— Start of TEXT TO READ —

That is fine with me. Anyone else have any preferences on these?

We do already have union capabilities with the type property. You can
write your example above like:

{
"type": [
{
"properties": {

{ "name": "town" },
{ "name": "state" }
}
},
{

"properties": {

{ "name": "state", "optional": "true" }
}
}
]
}

> The following is how I think example 3 above could be handled.
>
> {
> "type": "array",
> "items": [
> { "type": { "$ref": /*ref to type A*/} },
> { "choice": [
> { "group": [
> { "type": { "$ref": /*ref to type B*/}, "optional": "true" },
> { "type": { "$ref": /*ref to type C*/} },
> ] },
> { "group": [
> { "type": { "$ref": /*ref to type D*/} },
> { "type": { "$ref": /*ref to type E*/} },
> ] }
> ] }
> ]
> }
>
>

This could also be done with a union type by creating two separate tuple
definitions.

> (In rereading this, the "ref to type" stuff is not clear. I'm trying
> to refer to a type defined elsewhere by name. Perhaps I want extends.
> I'm trying to reuse a type definition and at the same time add
> attributes such as optional that apply to the item.)
>
> I don't think additionalProperties should apply to arrays. First, the
> name is misleading since this is an array not an object. Second, if
> the instance can be an array or an object then this property could
> apply differently to each. If additionalProperties allows additional
> arbitrary items in the tuple array how do you keep the correspondence
> between the schema array and the instance array?

— End of TEXT TO READ —

→ **WRITTEN TASKS**:
a: In the schema discussion, give the passage between "This could also" and "I want extends.", inclusive, with "tuple" changed to "fixed-length array".
b: In the schema discussion, which letters name the types that the "ref to type" comments point to?
c: Pick up the schema discussion after its final sentence and keep writing.

— Start of DATASET —

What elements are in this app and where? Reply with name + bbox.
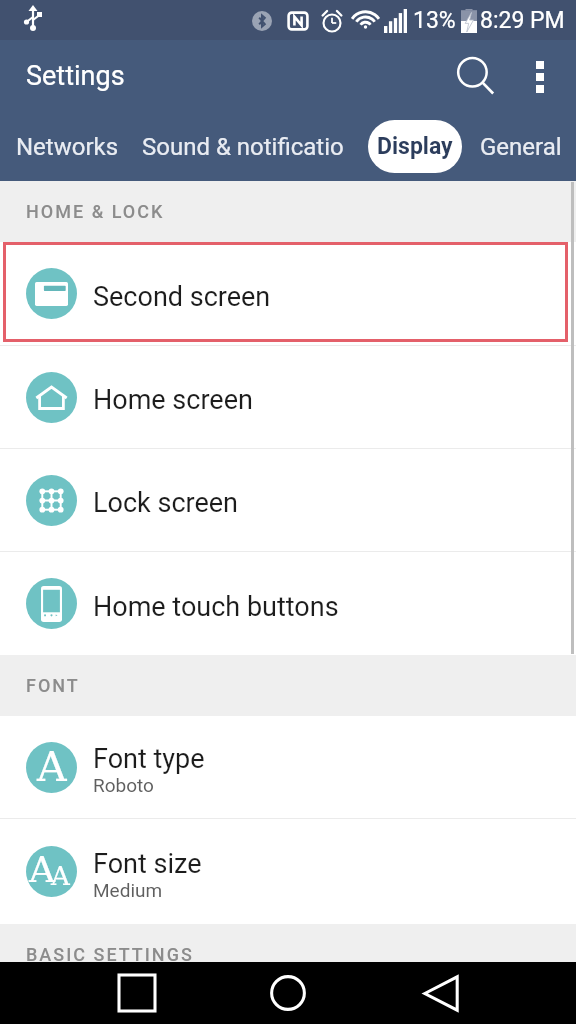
button[interactable]: Networks [0, 133, 119, 161]
staticText: HOME & LOCK [26, 201, 165, 222]
staticText: Home touch buttons [93, 591, 339, 623]
staticText: A [37, 743, 67, 791]
button[interactable]: Lock screen [0, 449, 576, 551]
staticText: A [29, 849, 55, 891]
staticText: A [51, 861, 70, 891]
staticText: Medium [93, 879, 163, 901]
button[interactable]: A [0, 819, 576, 924]
staticText: Display [377, 133, 453, 160]
staticText: BASIC SETTINGS [26, 944, 194, 962]
button[interactable]: General [480, 133, 562, 161]
button[interactable]: Back [408, 962, 474, 1024]
staticText: Home screen [93, 384, 253, 416]
staticText: Lock screen [93, 487, 238, 519]
button[interactable]: Second screen [0, 242, 576, 345]
staticText: Font type [93, 743, 205, 775]
button[interactable]: Display [368, 120, 462, 173]
staticText: Second screen [93, 281, 271, 313]
staticText: Font size [93, 848, 202, 880]
staticText: Settings [26, 60, 125, 92]
button[interactable]: Sound & notificatio [142, 133, 344, 161]
button[interactable]: Home [255, 962, 321, 1024]
button[interactable]: Home touch buttons [0, 552, 576, 655]
staticText: Roboto [93, 774, 154, 796]
button[interactable]: Home screen [0, 346, 576, 448]
staticText: 8:29 PM [480, 7, 565, 34]
staticText: FONT [26, 675, 80, 696]
staticText: 13% [413, 7, 456, 34]
button[interactable]: Search [446, 40, 506, 113]
button[interactable]: Recent apps [104, 962, 170, 1024]
button[interactable]: A [0, 716, 576, 818]
button[interactable]: More options [512, 40, 568, 113]
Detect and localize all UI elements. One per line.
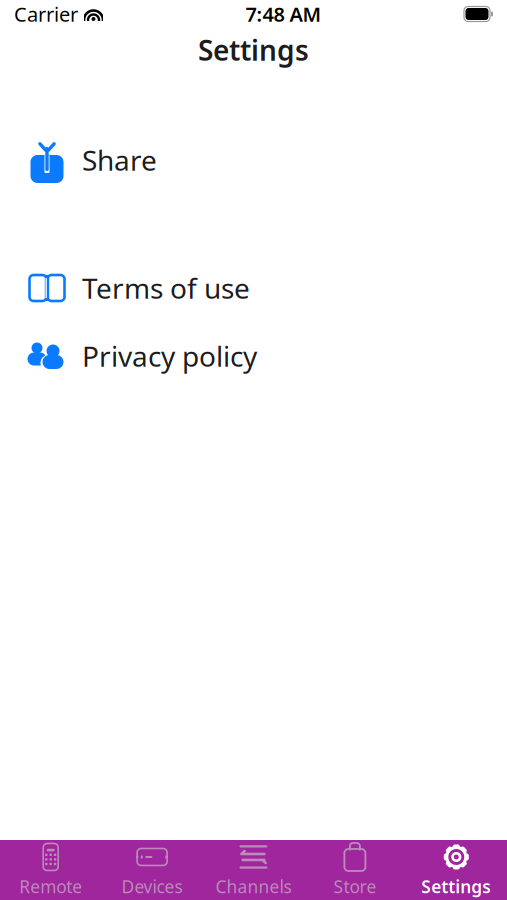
button[interactable]: Share [0,134,507,186]
staticText: Share [82,141,157,179]
staticText: Remote [19,875,82,898]
staticText: Carrier [14,1,78,27]
staticText: 7:48 AM [246,1,322,27]
button[interactable]: Settings [406,841,507,899]
button[interactable]: Terms of use [0,262,507,314]
staticText: Store [333,875,376,898]
staticText: Terms of use [82,269,250,307]
staticText: Settings [421,875,491,898]
staticText: Settings [198,31,309,69]
staticText: Devices [122,875,183,898]
staticText: Privacy policy [82,337,257,375]
button[interactable]: Devices [101,841,203,899]
staticText: Channels [216,875,292,898]
button[interactable]: Store [304,841,406,899]
button[interactable]: Remote [0,841,101,899]
button[interactable]: Privacy policy [0,330,507,382]
button[interactable]: Channels [203,841,304,899]
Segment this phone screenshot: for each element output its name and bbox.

— End of DATASET —

→ **EXERCISE RESPONSES**:
a:
This could also be done with a union type by creating two separate fixed-length array
definitions.

> (In rereading this, the "ref to type" stuff is not clear. I'm trying
> to refer to a type defined elsewhere by name. Perhaps I want extends.

b: A, B, C, D, E

c:
>
> I think choice and group can do more than additionalProperties. To
> allow additional arbitrary items just include a type: any item. Also
> minItems and maxItems should refer to repetitions of the item.
>

It does seem reasonable to not have additionalProperties apply to array
items, and use minItems and maxItems in the tuple item definitions
instead. I don't know that I see the complexity of choice+group is worth
the advantage it provides, the need for it seems much rarer.

> Example 2 above could be handled like this:
>
> {
> "type": "array",
> "items": [
> { "type": { "$ref": /*ref to type foo*/}, "minItems": 1,
> "maxItems": 3 },
> { "type": { "$ref": /*ref to type bar*/}, "minItems": 0},
> ]
> }
>
> The optional attribute could also apply to items in an array. It would
> be short hand for minItems: 0 maxItems: 1.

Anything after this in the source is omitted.